■ What you have to do:
List every line in this data where the string "xlabel" occurs.

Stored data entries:
# # #
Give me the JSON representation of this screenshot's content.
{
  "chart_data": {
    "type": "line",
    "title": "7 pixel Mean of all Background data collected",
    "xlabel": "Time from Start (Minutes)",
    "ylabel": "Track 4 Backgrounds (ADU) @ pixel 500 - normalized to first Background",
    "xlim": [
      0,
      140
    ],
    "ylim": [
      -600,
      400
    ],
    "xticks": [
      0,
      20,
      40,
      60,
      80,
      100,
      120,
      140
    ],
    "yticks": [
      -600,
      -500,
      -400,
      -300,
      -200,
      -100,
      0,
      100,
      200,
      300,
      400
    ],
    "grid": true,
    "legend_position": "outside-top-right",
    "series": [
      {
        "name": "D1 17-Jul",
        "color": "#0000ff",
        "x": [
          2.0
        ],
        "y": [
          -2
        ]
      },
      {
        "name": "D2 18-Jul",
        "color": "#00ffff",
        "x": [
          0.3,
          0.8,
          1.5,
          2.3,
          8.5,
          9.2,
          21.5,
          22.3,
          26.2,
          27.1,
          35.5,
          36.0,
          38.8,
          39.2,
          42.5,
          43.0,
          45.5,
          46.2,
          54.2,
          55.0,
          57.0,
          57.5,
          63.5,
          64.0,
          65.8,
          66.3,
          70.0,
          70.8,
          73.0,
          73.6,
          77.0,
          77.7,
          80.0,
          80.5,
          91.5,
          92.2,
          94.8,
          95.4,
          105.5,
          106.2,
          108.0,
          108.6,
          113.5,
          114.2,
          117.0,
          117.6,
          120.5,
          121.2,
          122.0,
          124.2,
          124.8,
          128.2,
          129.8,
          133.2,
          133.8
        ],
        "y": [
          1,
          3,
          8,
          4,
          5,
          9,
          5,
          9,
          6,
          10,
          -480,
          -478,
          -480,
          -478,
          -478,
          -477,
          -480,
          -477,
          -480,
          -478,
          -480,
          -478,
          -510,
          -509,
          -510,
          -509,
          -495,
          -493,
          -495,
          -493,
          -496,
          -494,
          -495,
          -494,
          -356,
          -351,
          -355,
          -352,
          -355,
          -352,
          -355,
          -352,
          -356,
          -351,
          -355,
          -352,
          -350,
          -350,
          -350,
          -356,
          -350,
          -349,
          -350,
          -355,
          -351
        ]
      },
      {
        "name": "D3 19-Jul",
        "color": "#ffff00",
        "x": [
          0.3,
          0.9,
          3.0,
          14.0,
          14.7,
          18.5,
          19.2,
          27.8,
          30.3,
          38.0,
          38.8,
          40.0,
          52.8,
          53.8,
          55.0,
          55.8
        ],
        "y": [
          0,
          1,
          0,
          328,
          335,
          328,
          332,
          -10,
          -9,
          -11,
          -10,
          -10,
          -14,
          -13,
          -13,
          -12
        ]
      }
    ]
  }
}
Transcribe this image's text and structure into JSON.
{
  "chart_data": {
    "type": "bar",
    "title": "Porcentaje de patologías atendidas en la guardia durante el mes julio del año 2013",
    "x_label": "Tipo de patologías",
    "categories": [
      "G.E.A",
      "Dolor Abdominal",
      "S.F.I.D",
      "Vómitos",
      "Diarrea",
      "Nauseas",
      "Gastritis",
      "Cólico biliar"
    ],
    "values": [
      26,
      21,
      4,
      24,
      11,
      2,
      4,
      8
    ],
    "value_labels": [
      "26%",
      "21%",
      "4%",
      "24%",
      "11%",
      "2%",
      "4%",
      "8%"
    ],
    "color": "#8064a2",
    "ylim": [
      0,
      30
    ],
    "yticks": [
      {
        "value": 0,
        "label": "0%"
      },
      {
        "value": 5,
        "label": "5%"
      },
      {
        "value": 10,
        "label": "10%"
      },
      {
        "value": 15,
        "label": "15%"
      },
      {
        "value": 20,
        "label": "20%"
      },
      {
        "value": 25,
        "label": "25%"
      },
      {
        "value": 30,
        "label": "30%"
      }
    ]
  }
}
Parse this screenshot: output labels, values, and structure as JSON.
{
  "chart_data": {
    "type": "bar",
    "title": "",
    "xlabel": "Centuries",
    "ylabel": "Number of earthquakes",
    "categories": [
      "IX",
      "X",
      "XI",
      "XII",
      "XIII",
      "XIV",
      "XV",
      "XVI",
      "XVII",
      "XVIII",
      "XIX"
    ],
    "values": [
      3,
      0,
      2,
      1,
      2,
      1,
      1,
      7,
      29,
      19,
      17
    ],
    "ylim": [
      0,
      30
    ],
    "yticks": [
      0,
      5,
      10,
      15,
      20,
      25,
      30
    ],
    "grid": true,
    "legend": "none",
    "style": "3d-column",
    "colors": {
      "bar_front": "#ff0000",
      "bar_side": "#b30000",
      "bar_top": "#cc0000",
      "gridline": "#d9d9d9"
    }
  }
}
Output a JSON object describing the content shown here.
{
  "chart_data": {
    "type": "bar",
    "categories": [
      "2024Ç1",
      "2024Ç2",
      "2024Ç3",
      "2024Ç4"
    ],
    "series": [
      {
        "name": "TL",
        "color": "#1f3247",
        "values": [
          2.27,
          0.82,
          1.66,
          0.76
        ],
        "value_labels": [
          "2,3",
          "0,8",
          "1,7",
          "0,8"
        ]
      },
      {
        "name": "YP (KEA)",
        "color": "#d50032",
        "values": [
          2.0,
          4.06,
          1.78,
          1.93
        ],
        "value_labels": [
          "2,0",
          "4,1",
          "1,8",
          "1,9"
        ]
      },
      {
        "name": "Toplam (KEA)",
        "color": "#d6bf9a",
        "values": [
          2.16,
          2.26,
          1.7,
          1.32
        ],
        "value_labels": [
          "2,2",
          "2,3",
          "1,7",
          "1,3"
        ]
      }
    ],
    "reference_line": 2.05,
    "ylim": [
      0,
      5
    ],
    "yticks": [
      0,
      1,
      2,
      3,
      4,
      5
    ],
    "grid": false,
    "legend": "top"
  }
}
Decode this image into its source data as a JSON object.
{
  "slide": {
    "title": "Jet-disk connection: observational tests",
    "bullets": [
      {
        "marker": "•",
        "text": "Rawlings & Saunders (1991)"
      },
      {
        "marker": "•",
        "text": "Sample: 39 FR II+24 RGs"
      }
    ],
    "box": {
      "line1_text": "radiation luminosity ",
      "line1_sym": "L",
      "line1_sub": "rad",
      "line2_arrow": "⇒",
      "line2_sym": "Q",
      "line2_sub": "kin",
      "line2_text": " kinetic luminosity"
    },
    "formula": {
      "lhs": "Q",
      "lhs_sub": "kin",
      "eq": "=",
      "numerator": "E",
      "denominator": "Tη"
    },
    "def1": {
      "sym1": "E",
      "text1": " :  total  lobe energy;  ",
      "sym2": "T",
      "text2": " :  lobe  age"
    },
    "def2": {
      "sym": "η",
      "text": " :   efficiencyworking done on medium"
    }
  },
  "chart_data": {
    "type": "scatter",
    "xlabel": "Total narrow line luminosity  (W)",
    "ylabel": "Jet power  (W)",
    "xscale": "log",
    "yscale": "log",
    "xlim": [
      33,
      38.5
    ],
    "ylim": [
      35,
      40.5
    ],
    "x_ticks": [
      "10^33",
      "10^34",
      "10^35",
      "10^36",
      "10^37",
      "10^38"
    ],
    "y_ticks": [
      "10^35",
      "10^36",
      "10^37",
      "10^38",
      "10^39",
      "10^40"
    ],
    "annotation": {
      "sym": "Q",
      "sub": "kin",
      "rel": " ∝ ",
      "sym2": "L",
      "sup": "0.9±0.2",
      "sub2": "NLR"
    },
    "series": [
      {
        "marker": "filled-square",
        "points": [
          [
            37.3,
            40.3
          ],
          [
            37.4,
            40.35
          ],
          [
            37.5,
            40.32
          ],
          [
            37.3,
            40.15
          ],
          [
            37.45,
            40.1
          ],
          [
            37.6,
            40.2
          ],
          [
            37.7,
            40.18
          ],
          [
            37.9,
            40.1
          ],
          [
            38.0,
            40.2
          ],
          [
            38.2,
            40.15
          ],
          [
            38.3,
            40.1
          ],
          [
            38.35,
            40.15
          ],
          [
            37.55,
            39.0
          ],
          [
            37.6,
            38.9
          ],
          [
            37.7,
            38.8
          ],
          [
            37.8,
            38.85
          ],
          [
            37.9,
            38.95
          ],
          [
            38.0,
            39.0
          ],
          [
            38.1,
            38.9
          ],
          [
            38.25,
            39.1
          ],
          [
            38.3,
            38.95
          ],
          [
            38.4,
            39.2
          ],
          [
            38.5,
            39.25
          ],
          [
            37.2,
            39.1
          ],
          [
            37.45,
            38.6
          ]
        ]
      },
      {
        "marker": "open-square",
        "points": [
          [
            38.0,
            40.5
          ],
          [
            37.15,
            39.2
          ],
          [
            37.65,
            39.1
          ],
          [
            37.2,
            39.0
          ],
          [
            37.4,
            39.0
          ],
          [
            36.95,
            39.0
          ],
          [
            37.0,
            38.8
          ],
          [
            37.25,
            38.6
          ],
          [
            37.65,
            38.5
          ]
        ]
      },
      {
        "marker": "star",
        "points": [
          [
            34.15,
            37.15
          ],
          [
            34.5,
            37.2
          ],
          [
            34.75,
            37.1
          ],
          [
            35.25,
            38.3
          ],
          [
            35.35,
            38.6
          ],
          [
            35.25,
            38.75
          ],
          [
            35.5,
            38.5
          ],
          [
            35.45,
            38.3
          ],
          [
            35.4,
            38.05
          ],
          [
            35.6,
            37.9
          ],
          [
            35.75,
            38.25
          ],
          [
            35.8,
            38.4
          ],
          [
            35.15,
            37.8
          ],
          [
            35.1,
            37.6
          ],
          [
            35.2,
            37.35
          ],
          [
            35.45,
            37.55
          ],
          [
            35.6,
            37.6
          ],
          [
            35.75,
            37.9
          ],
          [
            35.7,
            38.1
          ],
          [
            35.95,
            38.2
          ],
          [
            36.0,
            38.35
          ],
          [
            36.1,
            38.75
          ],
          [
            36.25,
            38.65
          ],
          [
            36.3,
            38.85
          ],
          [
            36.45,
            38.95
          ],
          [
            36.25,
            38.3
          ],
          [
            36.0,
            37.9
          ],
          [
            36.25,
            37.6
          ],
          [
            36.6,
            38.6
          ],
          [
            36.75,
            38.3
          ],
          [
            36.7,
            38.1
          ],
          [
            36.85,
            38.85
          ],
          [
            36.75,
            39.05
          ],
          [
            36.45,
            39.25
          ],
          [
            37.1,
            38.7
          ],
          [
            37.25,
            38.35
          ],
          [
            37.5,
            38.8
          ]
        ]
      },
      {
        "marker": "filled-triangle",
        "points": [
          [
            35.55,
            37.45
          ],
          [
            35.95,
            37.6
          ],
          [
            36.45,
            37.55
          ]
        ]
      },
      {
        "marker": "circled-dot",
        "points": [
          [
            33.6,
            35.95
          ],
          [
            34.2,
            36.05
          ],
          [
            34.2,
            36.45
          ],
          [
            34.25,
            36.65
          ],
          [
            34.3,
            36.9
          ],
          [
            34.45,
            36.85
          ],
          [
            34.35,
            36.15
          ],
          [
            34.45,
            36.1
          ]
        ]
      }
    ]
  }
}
# # #
■ Solution to this task:
    "xlabel": "Time from Start (Minutes)",
    "xlabel": "Centuries",
    "xlabel": "Total narrow line luminosity  (W)",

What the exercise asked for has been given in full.